- **GOAL**
All the data below goes into the copy word for word, but the pictures don't.
· · ·
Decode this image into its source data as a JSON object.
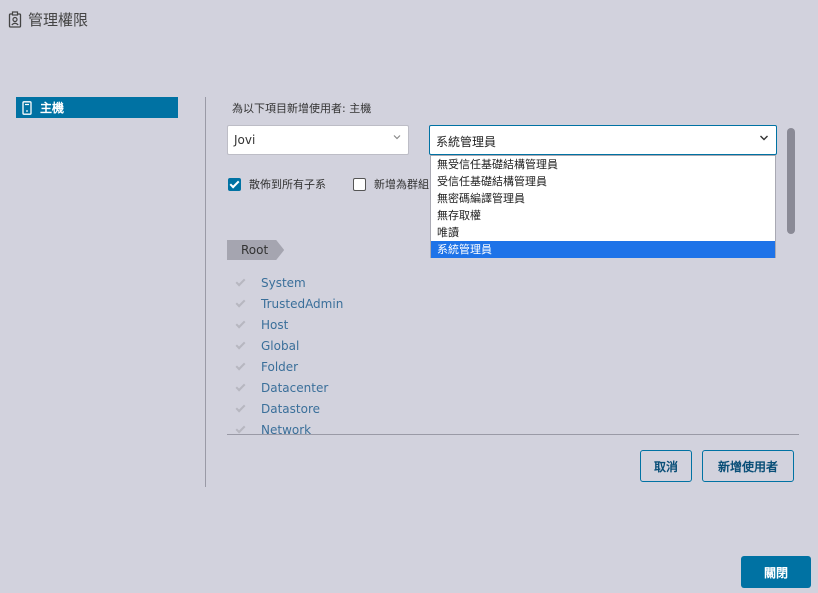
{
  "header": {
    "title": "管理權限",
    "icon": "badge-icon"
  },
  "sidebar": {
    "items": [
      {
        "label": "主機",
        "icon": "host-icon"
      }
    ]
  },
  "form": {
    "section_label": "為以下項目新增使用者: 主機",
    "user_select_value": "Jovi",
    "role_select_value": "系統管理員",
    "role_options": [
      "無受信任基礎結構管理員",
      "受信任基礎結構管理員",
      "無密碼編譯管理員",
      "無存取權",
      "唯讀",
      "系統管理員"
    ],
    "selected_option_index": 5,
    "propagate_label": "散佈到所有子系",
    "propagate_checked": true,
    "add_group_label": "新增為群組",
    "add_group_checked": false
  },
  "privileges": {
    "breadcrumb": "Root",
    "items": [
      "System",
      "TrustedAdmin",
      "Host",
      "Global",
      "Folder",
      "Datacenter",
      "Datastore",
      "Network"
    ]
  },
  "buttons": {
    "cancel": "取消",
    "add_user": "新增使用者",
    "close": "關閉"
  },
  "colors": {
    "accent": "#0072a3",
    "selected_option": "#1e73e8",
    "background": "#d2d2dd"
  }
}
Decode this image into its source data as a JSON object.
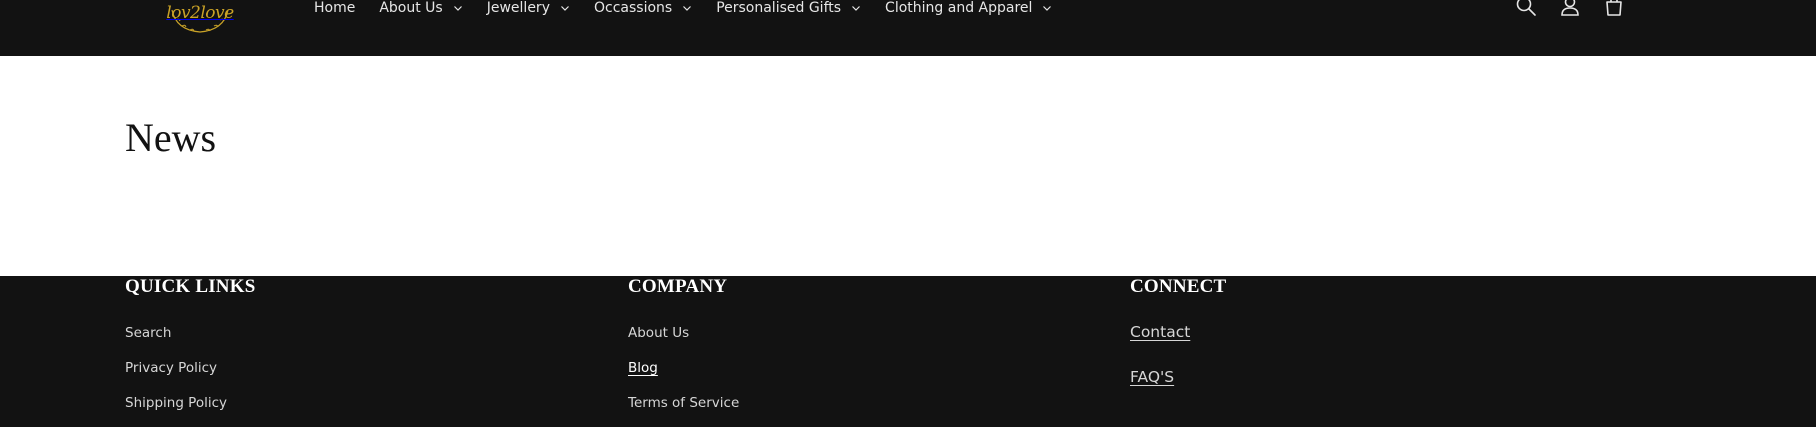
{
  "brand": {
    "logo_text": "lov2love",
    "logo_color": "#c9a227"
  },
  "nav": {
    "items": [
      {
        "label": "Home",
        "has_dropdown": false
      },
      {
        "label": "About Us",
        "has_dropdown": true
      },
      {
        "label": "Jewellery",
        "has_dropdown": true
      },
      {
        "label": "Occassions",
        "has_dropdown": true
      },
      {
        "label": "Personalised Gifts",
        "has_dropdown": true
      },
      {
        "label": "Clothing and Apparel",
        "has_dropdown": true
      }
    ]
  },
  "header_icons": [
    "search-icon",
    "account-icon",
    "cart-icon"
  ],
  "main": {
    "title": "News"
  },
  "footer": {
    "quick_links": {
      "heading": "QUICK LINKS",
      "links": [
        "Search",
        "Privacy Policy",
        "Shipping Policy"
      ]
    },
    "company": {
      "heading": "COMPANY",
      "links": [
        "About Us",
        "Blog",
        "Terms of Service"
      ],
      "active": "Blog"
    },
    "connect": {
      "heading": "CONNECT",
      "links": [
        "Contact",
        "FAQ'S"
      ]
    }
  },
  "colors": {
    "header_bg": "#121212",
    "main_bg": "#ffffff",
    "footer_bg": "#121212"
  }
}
· · ·
- **RESULT OF THE EXERCISE**
Decode this image into its source data as a JSON object.
{
  "header": {
    "title": "管理權限",
    "icon": "badge-icon"
  },
  "sidebar": {
    "items": [
      {
        "label": "主機",
        "icon": "host-icon"
      }
    ]
  },
  "form": {
    "section_label": "為以下項目新增使用者: 主機",
    "user_select_value": "Jovi",
    "role_select_value": "系統管理員",
    "role_options": [
      "無受信任基礎結構管理員",
      "受信任基礎結構管理員",
      "無密碼編譯管理員",
      "無存取權",
      "唯讀",
      "系統管理員"
    ],
    "selected_option_index": 5,
    "propagate_label": "散佈到所有子系",
    "propagate_checked": true,
    "add_group_label": "新增為群組",
    "add_group_checked": false
  },
  "privileges": {
    "breadcrumb": "Root",
    "items": [
      "System",
      "TrustedAdmin",
      "Host",
      "Global",
      "Folder",
      "Datacenter",
      "Datastore",
      "Network"
    ]
  },
  "buttons": {
    "cancel": "取消",
    "add_user": "新增使用者",
    "close": "關閉"
  },
  "colors": {
    "accent": "#0072a3",
    "selected_option": "#1e73e8",
    "background": "#d2d2dd"
  }
}
Decode this image into its source data as a JSON object.
{
  "brand": {
    "logo_text": "lov2love",
    "logo_color": "#c9a227"
  },
  "nav": {
    "items": [
      {
        "label": "Home",
        "has_dropdown": false
      },
      {
        "label": "About Us",
        "has_dropdown": true
      },
      {
        "label": "Jewellery",
        "has_dropdown": true
      },
      {
        "label": "Occassions",
        "has_dropdown": true
      },
      {
        "label": "Personalised Gifts",
        "has_dropdown": true
      },
      {
        "label": "Clothing and Apparel",
        "has_dropdown": true
      }
    ]
  },
  "header_icons": [
    "search-icon",
    "account-icon",
    "cart-icon"
  ],
  "main": {
    "title": "News"
  },
  "footer": {
    "quick_links": {
      "heading": "QUICK LINKS",
      "links": [
        "Search",
        "Privacy Policy",
        "Shipping Policy"
      ]
    },
    "company": {
      "heading": "COMPANY",
      "links": [
        "About Us",
        "Blog",
        "Terms of Service"
      ],
      "active": "Blog"
    },
    "connect": {
      "heading": "CONNECT",
      "links": [
        "Contact",
        "FAQ'S"
      ]
    }
  },
  "colors": {
    "header_bg": "#121212",
    "main_bg": "#ffffff",
    "footer_bg": "#121212"
  }
}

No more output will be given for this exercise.